**** MATERIAL FOR THIS TASK ****

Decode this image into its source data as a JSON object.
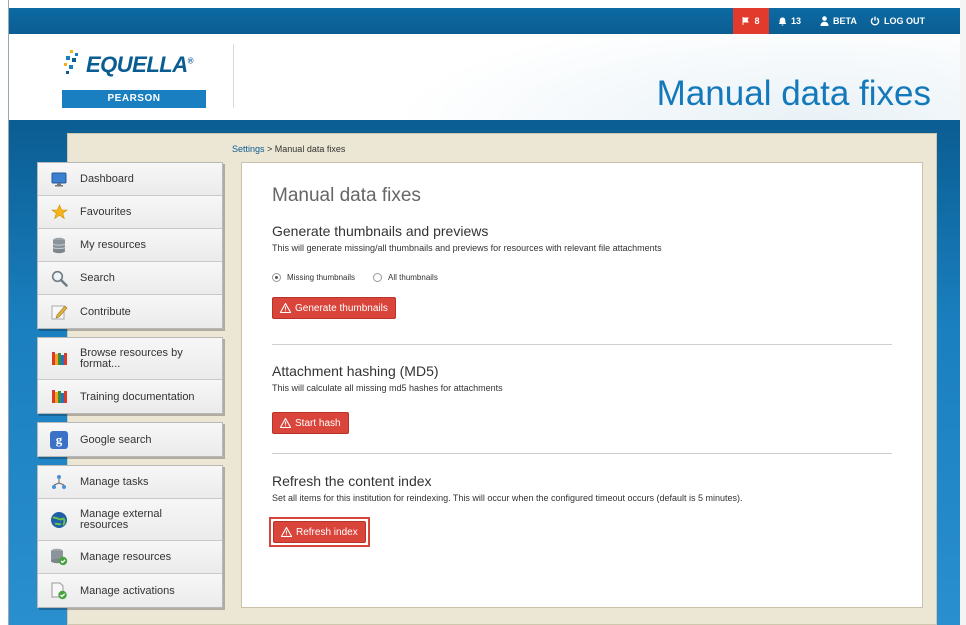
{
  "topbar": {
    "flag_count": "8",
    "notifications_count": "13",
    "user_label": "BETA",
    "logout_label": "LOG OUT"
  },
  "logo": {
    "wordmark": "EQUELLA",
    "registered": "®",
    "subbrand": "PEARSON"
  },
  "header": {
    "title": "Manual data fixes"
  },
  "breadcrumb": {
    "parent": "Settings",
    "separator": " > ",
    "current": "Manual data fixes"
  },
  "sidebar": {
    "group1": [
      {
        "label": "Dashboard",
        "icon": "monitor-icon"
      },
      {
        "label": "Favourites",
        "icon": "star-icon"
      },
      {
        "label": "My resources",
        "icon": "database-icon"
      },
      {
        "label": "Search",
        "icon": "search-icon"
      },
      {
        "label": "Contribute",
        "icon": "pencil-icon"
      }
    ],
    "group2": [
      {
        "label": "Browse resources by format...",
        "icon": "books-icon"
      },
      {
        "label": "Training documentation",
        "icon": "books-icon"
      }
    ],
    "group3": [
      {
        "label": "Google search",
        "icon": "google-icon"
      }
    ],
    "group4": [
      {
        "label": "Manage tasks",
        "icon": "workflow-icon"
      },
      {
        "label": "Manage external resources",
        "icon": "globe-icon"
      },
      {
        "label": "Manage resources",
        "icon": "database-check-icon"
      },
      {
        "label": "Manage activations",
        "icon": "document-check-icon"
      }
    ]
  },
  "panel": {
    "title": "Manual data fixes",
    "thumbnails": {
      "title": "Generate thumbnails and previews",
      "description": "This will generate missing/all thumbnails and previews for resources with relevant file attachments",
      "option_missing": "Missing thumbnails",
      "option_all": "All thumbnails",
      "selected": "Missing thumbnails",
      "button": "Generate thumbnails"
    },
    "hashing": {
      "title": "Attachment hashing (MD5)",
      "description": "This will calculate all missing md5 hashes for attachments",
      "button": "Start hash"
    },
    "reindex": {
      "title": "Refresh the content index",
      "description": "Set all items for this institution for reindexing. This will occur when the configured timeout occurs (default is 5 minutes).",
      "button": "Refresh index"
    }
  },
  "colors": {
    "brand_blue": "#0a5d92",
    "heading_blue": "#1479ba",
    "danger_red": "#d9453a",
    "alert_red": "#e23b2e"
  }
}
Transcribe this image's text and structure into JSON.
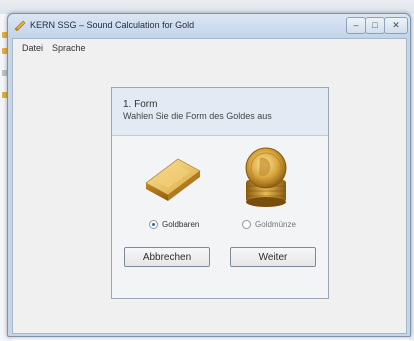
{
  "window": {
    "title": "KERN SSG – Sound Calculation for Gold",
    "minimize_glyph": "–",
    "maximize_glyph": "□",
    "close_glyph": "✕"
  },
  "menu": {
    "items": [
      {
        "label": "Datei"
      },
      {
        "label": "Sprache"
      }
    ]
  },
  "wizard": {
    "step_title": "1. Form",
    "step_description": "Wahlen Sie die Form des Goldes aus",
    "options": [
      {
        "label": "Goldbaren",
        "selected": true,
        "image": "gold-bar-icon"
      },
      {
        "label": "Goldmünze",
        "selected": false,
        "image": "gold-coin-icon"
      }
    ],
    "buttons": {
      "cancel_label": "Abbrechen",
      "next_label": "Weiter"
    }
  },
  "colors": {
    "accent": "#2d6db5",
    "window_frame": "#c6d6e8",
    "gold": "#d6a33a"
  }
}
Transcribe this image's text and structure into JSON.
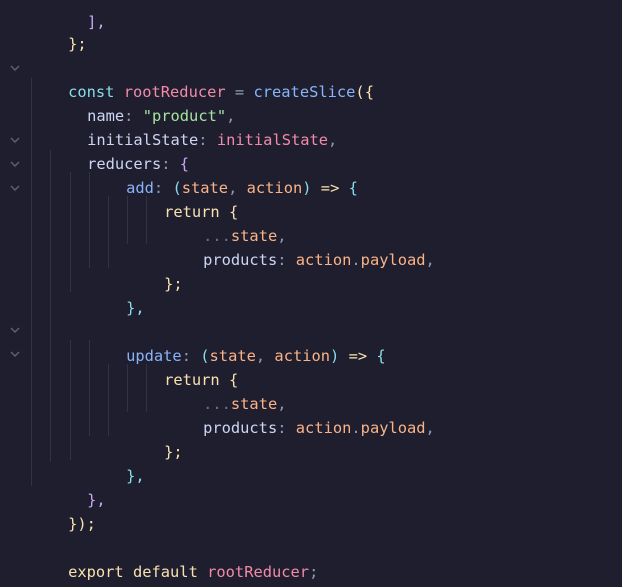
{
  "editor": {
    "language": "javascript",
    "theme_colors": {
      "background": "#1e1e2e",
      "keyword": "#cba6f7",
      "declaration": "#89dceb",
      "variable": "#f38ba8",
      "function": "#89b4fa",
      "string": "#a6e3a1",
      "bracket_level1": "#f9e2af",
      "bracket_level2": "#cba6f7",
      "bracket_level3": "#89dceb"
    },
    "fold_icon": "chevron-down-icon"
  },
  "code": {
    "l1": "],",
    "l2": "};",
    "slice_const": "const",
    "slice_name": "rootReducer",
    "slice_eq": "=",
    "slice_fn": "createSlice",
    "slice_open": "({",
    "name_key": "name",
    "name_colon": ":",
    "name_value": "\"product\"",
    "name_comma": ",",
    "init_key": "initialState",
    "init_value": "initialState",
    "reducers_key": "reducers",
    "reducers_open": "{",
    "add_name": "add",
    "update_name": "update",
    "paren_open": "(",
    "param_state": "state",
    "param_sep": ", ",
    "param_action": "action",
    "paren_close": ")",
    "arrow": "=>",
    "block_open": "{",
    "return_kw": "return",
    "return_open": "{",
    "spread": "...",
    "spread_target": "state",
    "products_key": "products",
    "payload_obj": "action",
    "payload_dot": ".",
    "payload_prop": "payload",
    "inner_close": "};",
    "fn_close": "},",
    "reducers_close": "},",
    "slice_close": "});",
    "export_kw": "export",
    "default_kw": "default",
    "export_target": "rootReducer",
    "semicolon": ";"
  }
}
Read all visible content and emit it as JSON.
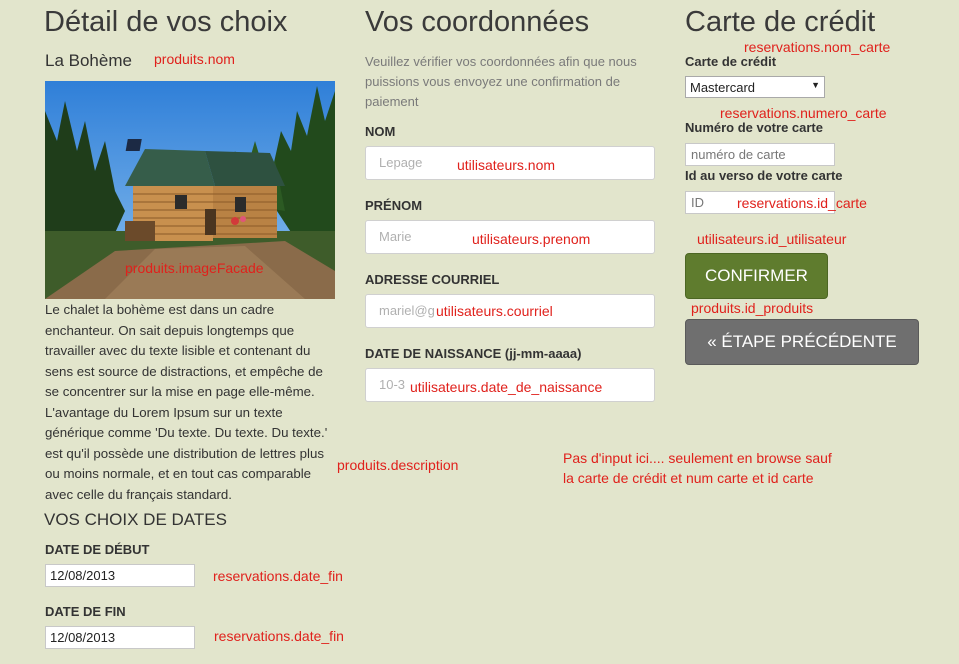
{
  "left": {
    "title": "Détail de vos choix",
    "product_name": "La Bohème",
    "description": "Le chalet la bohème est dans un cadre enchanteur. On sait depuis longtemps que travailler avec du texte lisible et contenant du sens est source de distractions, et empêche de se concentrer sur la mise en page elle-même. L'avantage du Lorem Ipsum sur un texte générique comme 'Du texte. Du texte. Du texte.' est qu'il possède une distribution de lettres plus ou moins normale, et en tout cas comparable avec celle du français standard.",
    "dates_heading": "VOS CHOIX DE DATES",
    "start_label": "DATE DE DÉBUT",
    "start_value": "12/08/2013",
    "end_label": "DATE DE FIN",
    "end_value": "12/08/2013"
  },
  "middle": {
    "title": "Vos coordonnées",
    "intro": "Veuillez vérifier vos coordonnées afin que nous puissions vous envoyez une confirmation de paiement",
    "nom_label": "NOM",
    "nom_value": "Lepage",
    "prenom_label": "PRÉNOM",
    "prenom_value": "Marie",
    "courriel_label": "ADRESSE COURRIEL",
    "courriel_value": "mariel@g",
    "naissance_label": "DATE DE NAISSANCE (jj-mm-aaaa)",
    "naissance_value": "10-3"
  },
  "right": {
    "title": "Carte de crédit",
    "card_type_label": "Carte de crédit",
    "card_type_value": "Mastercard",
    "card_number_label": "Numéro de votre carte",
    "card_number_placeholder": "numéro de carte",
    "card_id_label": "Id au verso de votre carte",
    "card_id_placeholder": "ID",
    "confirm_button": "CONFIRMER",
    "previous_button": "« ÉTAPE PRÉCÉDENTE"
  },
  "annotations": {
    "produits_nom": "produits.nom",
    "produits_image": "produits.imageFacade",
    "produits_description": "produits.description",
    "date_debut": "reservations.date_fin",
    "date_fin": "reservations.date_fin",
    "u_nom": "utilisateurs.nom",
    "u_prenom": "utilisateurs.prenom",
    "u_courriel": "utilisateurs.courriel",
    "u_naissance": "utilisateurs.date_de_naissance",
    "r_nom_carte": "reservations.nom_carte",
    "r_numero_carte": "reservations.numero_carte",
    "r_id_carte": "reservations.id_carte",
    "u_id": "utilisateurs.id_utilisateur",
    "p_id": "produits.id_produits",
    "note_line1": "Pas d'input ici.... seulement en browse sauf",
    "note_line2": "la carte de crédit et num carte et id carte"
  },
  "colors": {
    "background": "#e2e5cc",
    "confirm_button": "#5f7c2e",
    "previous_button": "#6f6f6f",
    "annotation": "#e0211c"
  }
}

****
**** MATERIAL FOR THIS TASK ****

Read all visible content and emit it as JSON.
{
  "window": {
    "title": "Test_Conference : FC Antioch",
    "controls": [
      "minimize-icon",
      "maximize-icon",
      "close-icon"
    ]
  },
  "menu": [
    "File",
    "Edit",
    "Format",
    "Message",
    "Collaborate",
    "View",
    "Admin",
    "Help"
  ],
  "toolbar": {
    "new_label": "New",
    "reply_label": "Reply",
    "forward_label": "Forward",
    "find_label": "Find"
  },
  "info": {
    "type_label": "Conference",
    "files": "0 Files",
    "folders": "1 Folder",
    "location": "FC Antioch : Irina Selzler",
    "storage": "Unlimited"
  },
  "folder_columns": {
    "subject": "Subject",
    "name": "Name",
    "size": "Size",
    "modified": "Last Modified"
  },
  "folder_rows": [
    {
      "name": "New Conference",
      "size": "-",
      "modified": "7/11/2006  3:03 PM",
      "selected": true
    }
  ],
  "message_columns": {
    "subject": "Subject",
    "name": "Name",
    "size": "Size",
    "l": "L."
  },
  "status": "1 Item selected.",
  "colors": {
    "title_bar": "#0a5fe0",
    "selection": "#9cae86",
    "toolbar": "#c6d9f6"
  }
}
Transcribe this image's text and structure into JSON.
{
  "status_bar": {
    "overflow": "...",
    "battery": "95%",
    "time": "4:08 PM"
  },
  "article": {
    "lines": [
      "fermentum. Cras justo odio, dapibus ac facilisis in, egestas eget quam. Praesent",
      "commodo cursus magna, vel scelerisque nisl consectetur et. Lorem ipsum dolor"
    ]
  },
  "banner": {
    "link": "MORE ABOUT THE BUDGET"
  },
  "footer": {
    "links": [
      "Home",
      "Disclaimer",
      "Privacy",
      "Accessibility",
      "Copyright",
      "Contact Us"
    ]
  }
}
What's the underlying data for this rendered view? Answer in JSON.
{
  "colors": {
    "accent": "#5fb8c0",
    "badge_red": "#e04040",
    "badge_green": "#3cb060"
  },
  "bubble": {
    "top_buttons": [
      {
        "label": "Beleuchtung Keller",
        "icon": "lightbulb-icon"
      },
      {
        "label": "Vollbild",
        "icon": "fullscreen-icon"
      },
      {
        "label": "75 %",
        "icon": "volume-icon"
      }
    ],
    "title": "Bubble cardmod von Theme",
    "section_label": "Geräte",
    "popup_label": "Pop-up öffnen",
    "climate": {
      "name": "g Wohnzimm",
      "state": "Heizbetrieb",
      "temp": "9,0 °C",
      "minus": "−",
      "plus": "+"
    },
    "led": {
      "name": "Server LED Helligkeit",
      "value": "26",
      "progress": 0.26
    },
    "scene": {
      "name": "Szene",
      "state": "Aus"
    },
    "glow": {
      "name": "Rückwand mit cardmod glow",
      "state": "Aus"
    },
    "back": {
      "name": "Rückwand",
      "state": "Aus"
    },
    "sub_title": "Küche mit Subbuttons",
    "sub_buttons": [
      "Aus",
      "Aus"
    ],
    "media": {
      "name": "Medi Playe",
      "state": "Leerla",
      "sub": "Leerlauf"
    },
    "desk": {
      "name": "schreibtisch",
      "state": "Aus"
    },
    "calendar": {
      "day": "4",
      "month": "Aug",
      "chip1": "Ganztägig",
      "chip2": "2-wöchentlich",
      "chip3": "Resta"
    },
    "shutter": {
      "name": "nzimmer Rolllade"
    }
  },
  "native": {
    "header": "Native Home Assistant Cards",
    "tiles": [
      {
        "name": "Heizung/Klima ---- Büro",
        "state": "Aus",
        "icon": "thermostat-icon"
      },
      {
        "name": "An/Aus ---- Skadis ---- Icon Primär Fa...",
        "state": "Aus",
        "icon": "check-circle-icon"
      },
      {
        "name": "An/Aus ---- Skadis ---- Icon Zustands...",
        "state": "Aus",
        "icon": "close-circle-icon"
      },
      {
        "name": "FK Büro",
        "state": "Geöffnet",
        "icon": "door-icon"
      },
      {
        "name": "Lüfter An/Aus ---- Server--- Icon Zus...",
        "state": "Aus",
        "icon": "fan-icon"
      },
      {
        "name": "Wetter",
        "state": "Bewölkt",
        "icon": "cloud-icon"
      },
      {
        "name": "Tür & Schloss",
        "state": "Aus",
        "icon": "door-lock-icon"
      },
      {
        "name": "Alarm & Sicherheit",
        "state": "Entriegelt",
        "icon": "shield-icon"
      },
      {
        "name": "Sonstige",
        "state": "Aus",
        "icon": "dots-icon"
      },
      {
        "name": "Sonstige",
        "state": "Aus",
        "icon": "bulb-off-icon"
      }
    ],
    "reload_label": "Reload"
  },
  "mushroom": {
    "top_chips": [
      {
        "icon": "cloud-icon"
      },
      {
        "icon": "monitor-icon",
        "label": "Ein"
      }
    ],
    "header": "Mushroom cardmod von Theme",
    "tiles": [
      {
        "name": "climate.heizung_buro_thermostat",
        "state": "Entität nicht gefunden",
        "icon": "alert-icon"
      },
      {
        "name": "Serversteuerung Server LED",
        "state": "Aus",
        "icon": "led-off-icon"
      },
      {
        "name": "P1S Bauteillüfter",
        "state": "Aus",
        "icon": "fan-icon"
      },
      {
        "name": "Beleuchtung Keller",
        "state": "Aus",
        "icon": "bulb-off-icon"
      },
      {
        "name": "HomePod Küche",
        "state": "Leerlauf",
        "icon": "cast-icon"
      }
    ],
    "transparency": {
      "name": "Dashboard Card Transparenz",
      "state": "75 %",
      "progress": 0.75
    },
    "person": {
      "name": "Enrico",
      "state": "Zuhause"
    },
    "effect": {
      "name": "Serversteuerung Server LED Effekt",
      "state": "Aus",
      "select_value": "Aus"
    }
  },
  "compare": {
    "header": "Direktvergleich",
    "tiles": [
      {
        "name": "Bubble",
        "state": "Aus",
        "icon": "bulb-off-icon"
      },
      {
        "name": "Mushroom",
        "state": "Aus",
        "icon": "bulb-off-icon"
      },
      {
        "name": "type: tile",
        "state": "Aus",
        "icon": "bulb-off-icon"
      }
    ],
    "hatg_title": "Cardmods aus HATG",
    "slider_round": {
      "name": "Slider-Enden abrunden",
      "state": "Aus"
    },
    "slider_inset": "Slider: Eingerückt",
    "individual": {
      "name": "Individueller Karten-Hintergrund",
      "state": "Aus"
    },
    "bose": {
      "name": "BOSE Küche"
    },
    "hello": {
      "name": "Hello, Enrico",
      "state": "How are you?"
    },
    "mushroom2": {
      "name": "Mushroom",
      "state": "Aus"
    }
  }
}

****
**** MATERIAL FOR THIS TASK ****

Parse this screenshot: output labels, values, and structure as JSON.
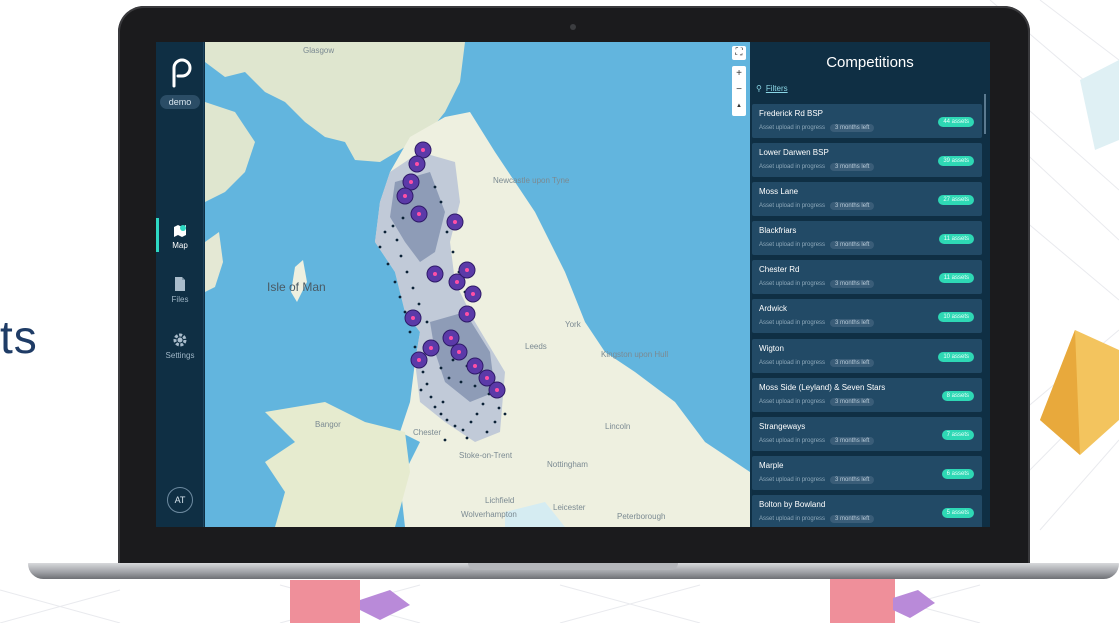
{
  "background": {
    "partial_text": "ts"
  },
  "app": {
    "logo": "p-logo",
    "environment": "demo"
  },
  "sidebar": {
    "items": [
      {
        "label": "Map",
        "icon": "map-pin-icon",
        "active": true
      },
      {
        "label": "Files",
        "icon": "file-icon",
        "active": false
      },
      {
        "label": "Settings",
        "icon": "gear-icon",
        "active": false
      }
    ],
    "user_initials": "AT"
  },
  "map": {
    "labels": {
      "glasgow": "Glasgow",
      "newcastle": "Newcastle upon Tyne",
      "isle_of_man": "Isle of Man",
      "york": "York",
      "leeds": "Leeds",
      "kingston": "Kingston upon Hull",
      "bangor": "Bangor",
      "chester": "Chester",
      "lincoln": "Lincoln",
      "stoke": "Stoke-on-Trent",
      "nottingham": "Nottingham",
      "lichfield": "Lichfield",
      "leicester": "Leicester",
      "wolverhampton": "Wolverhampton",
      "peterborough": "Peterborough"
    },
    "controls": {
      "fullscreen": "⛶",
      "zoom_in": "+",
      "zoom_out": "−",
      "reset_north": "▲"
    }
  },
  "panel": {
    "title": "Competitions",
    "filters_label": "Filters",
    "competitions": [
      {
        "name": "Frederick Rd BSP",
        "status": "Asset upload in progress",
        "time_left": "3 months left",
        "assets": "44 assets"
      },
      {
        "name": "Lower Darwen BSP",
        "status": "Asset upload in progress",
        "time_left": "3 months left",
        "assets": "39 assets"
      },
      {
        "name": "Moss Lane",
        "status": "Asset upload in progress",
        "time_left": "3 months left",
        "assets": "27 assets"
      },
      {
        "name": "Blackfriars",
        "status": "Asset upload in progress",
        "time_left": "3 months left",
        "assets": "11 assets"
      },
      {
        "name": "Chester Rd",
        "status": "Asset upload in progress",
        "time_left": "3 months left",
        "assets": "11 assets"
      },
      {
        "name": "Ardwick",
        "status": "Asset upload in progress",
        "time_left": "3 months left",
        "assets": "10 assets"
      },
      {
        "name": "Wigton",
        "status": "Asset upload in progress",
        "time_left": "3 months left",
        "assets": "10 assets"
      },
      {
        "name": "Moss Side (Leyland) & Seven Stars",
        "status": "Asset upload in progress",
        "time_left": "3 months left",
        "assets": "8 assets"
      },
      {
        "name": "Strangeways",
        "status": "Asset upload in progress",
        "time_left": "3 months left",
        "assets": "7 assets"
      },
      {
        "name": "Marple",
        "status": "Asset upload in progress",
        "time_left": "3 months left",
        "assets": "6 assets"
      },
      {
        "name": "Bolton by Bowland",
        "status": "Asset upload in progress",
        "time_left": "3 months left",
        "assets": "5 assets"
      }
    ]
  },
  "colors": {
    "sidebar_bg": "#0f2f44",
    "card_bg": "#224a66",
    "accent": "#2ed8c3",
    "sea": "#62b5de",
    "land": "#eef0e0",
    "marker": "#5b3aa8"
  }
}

****

THE EXERCISE>
From the data above, copy each line that holds "Beleuchtung".

WRITTEN RESPONSE>
        "label": "Beleuchtung Keller",
        "name": "Beleuchtung Keller",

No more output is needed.